§ **PROBLEM**:
Write the data out again, character for character, with no images.

-- Begin DATASET EXCERPTS --

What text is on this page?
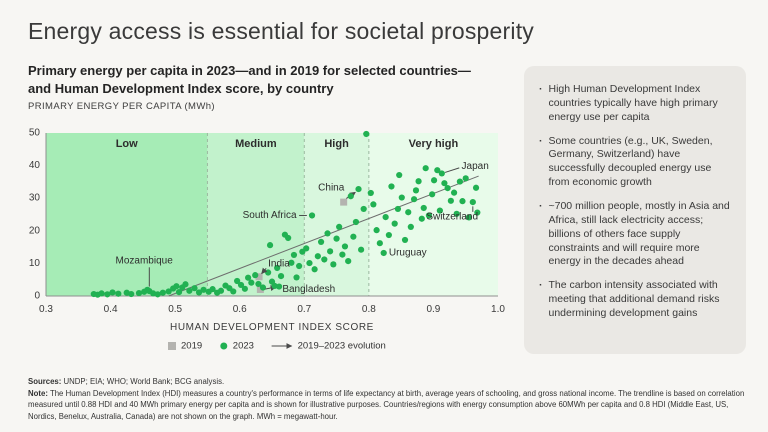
Energy access is essential for societal prosperity
Primary energy per capita in 2023—and in 2019 for selected countries—
and Human Development Index score, by country
PRIMARY ENERGY PER CAPITA (MWh)
Low	Medium	High	Very high
0
10
20
30
40
50
0.3	0.4	0.5	0.6	0.7	0.8	0.9	1.0
Mozambique	India
Bangladesh
South Africa
China
Japan
Switzerland
Uruguay
HUMAN DEVELOPMENT INDEX SCORE
2019	2023	2019–2023 evolution
· High Human Development Index countries typically have high primary energy use per capita
· Some countries (e.g., UK, Sweden, Germany, Switzerland) have successfully decoupled energy use from economic growth
· ~700 million people, mostly in Asia and Africa, still lack electricity access; billions of others face supply constraints and will require more energy in the decades ahead
· The carbon intensity associated with meeting that additional demand risks undermining development gains
Sources: UNDP; EIA; WHO; World Bank; BCG analysis.
Note: The Human Development Index (HDI) measures a country's performance in terms of life expectancy at birth, average years of schooling, and gross national income. The trendline is based on correlation measured until 0.88 HDI and 40 MWh primary energy per capita and is shown for illustrative purposes. Countries/regions with energy consumption above 60MWh per capita and 0.8 HDI (Middle East, US, Nordics, Benelux, Australia, Canada) are not shown on the graph. MWh = megawatt-hour.
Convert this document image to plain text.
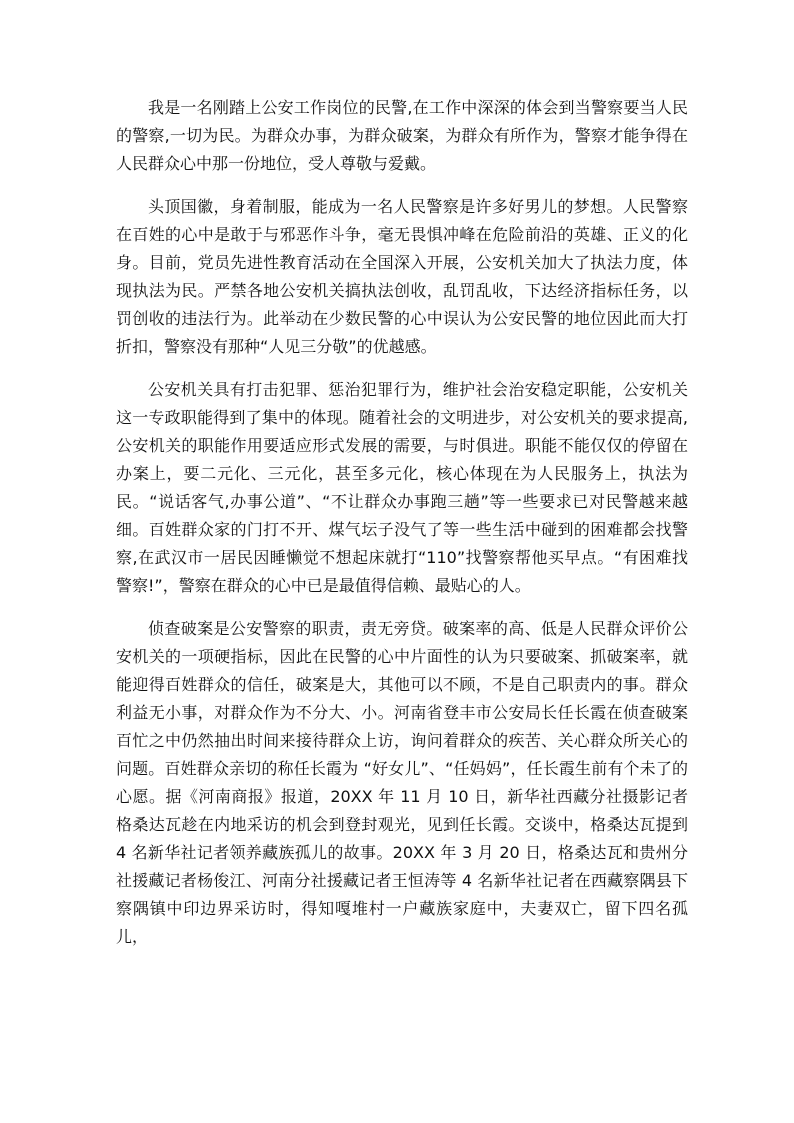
我是一名刚踏上公安工作岗位的民警,在工作中深深的体会到当警察要当人民的警察,一切为民。为群众办事，为群众破案，为群众有所作为，警察才能争得在人民群众心中那一份地位，受人尊敬与爱戴。

头顶国徽，身着制服，能成为一名人民警察是许多好男儿的梦想。人民警察在百姓的心中是敢于与邪恶作斗争，毫无畏惧冲峰在危险前沿的英雄、正义的化身。目前，党员先进性教育活动在全国深入开展，公安机关加大了执法力度，体现执法为民。严禁各地公安机关搞执法创收，乱罚乱收，下达经济指标任务，以罚创收的违法行为。此举动在少数民警的心中误认为公安民警的地位因此而大打折扣，警察没有那种“人见三分敬”的优越感。

公安机关具有打击犯罪、惩治犯罪行为，维护社会治安稳定职能，公安机关这一专政职能得到了集中的体现。随着社会的文明进步，对公安机关的要求提高,公安机关的职能作用要适应形式发展的需要，与时俱进。职能不能仅仅的停留在办案上，要二元化、三元化，甚至多元化，核心体现在为人民服务上，执法为民。“说话客气,办事公道”、“不让群众办事跑三趟”等一些要求已对民警越来越细。百姓群众家的门打不开、煤气坛子没气了等一些生活中碰到的困难都会找警察,在武汉市一居民因睡懒觉不想起床就打“110”找警察帮他买早点。“有困难找警察!”，警察在群众的心中已是最值得信赖、最贴心的人。

侦查破案是公安警察的职责，责无旁贷。破案率的高、低是人民群众评价公安机关的一项硬指标，因此在民警的心中片面性的认为只要破案、抓破案率，就能迎得百姓群众的信任，破案是大，其他可以不顾，不是自己职责内的事。群众利益无小事，对群众作为不分大、小。河南省登丰市公安局长任长霞在侦查破案百忙之中仍然抽出时间来接待群众上访，询问着群众的疾苦、关心群众所关心的问题。百姓群众亲切的称任长霞为 “好女儿”、“任妈妈”，任长霞生前有个未了的心愿。据《河南商报》报道，20XX 年 11 月 10 日，新华社西藏分社摄影记者格桑达瓦趁在内地采访的机会到登封观光，见到任长霞。交谈中，格桑达瓦提到 4 名新华社记者领养藏族孤儿的故事。20XX 年 3 月 20 日，格桑达瓦和贵州分社援藏记者杨俊江、河南分社援藏记者王恒涛等 4 名新华社记者在西藏察隅县下察隅镇中印边界采访时，得知嘎堆村一户藏族家庭中，夫妻双亡，留下四名孤儿，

-- End DATASET EXCERPTS --

§ **REPLY**:
What text is on this page?
Energy access is essential for societal prosperity
Primary energy per capita in 2023—and in 2019 for selected countries—
and Human Development Index score, by country
PRIMARY ENERGY PER CAPITA (MWh)
Low	Medium	High	Very high
0
10
20
30
40
50
0.3	0.4	0.5	0.6	0.7	0.8	0.9	1.0
Mozambique	India
Bangladesh
South Africa
China
Japan
Switzerland
Uruguay
HUMAN DEVELOPMENT INDEX SCORE
2019	2023	2019–2023 evolution
· High Human Development Index countries typically have high primary energy use per capita
· Some countries (e.g., UK, Sweden, Germany, Switzerland) have successfully decoupled energy use from economic growth
· ~700 million people, mostly in Asia and Africa, still lack electricity access; billions of others face supply constraints and will require more energy in the decades ahead
· The carbon intensity associated with meeting that additional demand risks undermining development gains
Sources: UNDP; EIA; WHO; World Bank; BCG analysis.
Note: The Human Development Index (HDI) measures a country's performance in terms of life expectancy at birth, average years of schooling, and gross national income. The trendline is based on correlation measured until 0.88 HDI and 40 MWh primary energy per capita and is shown for illustrative purposes. Countries/regions with energy consumption above 60MWh per capita and 0.8 HDI (Middle East, US, Nordics, Benelux, Australia, Canada) are not shown on the graph. MWh = megawatt-hour.
Convert this document image to plain text.
我是一名刚踏上公安工作岗位的民警,在工作中深深的体会到当警察要当人民的警察,一切为民。为群众办事，为群众破案，为群众有所作为，警察才能争得在人民群众心中那一份地位，受人尊敬与爱戴。

头顶国徽，身着制服，能成为一名人民警察是许多好男儿的梦想。人民警察在百姓的心中是敢于与邪恶作斗争，毫无畏惧冲峰在危险前沿的英雄、正义的化身。目前，党员先进性教育活动在全国深入开展，公安机关加大了执法力度，体现执法为民。严禁各地公安机关搞执法创收，乱罚乱收，下达经济指标任务，以罚创收的违法行为。此举动在少数民警的心中误认为公安民警的地位因此而大打折扣，警察没有那种“人见三分敬”的优越感。

公安机关具有打击犯罪、惩治犯罪行为，维护社会治安稳定职能，公安机关这一专政职能得到了集中的体现。随着社会的文明进步，对公安机关的要求提高,公安机关的职能作用要适应形式发展的需要，与时俱进。职能不能仅仅的停留在办案上，要二元化、三元化，甚至多元化，核心体现在为人民服务上，执法为民。“说话客气,办事公道”、“不让群众办事跑三趟”等一些要求已对民警越来越细。百姓群众家的门打不开、煤气坛子没气了等一些生活中碰到的困难都会找警察,在武汉市一居民因睡懒觉不想起床就打“110”找警察帮他买早点。“有困难找警察!”，警察在群众的心中已是最值得信赖、最贴心的人。

侦查破案是公安警察的职责，责无旁贷。破案率的高、低是人民群众评价公安机关的一项硬指标，因此在民警的心中片面性的认为只要破案、抓破案率，就能迎得百姓群众的信任，破案是大，其他可以不顾，不是自己职责内的事。群众利益无小事，对群众作为不分大、小。河南省登丰市公安局长任长霞在侦查破案百忙之中仍然抽出时间来接待群众上访，询问着群众的疾苦、关心群众所关心的问题。百姓群众亲切的称任长霞为 “好女儿”、“任妈妈”，任长霞生前有个未了的心愿。据《河南商报》报道，20XX 年 11 月 10 日，新华社西藏分社摄影记者格桑达瓦趁在内地采访的机会到登封观光，见到任长霞。交谈中，格桑达瓦提到 4 名新华社记者领养藏族孤儿的故事。20XX 年 3 月 20 日，格桑达瓦和贵州分社援藏记者杨俊江、河南分社援藏记者王恒涛等 4 名新华社记者在西藏察隅县下察隅镇中印边界采访时，得知嘎堆村一户藏族家庭中，夫妻双亡，留下四名孤儿，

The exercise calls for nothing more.